GIVEN EXERCISE: Tally the lines that contain the string "sama" and state that total without comment.
— start RECORDS FOR THE TASK —
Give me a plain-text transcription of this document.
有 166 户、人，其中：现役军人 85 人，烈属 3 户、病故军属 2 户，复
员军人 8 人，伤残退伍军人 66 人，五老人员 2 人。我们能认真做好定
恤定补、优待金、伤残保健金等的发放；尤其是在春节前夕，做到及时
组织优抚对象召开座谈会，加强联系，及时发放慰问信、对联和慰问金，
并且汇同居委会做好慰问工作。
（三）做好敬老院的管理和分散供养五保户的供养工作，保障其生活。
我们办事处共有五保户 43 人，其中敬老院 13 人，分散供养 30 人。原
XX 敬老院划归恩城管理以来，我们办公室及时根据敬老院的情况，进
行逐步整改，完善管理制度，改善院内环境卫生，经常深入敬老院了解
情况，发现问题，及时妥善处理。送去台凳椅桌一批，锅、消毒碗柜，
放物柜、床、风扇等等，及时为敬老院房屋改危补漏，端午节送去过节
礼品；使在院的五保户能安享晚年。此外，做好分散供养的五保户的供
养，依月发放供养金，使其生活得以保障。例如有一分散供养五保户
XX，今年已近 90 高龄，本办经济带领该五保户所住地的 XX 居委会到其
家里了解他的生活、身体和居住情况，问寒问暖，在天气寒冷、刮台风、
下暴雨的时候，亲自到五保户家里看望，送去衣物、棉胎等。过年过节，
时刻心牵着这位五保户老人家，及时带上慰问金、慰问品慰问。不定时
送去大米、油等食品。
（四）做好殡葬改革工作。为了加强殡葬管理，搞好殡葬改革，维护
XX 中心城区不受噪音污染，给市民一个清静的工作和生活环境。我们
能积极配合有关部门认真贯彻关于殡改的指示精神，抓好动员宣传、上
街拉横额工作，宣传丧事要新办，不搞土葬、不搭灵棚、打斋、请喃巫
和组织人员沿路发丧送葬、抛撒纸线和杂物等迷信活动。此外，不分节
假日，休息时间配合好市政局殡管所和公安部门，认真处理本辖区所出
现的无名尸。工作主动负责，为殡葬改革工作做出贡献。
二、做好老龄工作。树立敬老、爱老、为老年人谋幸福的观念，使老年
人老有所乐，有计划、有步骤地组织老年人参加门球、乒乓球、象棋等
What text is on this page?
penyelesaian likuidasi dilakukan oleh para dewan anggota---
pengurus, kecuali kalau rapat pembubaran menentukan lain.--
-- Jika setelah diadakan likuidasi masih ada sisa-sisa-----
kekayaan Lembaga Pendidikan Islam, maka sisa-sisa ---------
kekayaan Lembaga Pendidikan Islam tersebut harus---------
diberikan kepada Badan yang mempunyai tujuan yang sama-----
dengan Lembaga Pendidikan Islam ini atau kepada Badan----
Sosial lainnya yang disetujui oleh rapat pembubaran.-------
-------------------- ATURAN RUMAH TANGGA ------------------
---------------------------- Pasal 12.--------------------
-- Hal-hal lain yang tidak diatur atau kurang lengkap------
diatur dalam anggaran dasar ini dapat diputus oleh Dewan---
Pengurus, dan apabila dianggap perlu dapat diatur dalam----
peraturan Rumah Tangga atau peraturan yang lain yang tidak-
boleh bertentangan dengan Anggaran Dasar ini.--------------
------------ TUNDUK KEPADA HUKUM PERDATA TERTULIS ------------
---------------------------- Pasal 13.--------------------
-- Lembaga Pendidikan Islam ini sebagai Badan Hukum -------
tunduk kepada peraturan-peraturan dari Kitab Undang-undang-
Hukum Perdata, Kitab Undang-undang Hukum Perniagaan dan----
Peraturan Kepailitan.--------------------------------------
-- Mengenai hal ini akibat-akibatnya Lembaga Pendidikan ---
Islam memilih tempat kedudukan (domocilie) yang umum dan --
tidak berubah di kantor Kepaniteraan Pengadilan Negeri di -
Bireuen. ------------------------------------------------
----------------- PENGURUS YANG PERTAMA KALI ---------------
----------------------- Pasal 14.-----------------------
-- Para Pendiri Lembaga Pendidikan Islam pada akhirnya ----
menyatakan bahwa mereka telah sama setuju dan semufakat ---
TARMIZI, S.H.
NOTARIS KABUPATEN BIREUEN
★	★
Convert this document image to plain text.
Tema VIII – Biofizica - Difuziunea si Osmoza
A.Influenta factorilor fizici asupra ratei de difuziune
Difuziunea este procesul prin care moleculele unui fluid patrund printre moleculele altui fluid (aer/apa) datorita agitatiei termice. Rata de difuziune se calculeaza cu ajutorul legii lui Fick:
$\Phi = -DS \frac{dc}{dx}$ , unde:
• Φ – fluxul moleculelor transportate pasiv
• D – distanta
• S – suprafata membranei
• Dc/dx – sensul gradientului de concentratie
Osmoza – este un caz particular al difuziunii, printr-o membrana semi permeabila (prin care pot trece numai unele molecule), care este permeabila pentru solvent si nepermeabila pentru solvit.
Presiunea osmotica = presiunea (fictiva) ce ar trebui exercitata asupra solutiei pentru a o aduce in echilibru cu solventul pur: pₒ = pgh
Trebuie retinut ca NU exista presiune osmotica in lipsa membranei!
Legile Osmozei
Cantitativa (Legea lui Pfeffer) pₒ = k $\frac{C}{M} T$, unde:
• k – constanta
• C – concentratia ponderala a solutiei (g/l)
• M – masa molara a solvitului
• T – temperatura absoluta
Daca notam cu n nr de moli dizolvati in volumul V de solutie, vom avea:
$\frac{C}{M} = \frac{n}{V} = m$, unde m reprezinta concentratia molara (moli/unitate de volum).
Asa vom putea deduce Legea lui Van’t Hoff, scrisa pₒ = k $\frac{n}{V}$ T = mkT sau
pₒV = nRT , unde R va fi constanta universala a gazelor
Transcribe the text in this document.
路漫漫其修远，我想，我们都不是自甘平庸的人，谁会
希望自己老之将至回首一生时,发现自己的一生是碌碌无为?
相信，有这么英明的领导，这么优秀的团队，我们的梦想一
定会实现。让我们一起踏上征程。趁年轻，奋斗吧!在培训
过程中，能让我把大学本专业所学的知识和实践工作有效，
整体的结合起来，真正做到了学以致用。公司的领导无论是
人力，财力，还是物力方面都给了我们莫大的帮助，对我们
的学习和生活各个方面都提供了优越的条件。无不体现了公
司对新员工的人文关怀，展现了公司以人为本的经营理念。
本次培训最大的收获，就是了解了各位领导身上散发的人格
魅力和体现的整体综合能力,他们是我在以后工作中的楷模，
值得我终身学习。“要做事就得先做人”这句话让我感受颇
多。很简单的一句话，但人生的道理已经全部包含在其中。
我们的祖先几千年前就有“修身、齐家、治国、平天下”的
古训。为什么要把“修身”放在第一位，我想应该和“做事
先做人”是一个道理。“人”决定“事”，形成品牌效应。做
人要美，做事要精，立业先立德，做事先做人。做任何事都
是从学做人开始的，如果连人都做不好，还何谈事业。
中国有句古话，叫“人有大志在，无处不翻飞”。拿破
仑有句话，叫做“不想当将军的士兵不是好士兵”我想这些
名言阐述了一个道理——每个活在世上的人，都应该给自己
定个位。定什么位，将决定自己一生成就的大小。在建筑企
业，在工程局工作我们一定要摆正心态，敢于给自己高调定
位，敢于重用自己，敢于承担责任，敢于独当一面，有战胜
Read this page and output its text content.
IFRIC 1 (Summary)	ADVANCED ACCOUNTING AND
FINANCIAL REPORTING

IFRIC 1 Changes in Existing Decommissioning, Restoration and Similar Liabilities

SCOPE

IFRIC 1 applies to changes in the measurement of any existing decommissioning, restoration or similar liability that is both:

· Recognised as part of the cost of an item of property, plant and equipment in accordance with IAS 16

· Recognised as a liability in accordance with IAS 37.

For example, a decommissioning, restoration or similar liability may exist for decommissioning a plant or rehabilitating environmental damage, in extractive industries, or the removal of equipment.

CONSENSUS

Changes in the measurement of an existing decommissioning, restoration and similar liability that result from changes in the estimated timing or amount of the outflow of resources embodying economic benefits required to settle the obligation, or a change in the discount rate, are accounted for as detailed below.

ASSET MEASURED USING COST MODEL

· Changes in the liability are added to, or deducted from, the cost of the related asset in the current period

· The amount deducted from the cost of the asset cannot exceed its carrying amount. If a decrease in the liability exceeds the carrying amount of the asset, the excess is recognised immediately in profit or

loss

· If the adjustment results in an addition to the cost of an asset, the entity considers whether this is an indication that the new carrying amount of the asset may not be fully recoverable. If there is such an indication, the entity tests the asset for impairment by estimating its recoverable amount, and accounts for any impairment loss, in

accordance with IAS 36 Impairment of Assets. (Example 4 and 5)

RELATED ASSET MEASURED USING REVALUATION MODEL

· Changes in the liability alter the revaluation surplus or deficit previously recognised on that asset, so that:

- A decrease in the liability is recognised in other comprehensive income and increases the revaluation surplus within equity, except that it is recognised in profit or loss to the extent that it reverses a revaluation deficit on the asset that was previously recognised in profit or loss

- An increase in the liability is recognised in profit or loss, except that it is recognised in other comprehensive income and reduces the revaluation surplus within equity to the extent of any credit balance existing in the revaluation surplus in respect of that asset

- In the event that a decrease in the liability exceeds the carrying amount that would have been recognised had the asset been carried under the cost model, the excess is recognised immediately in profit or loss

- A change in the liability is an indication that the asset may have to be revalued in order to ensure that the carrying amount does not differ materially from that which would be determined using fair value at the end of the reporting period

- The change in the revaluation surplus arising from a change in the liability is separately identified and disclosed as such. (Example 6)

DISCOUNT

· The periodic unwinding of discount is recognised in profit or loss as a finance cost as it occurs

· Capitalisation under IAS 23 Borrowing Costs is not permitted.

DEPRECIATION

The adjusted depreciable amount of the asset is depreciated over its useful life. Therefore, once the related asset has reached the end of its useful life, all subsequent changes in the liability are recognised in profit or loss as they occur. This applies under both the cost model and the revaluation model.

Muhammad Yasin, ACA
— end RECORDS FOR THE TASK —
FINAL RESULT: 2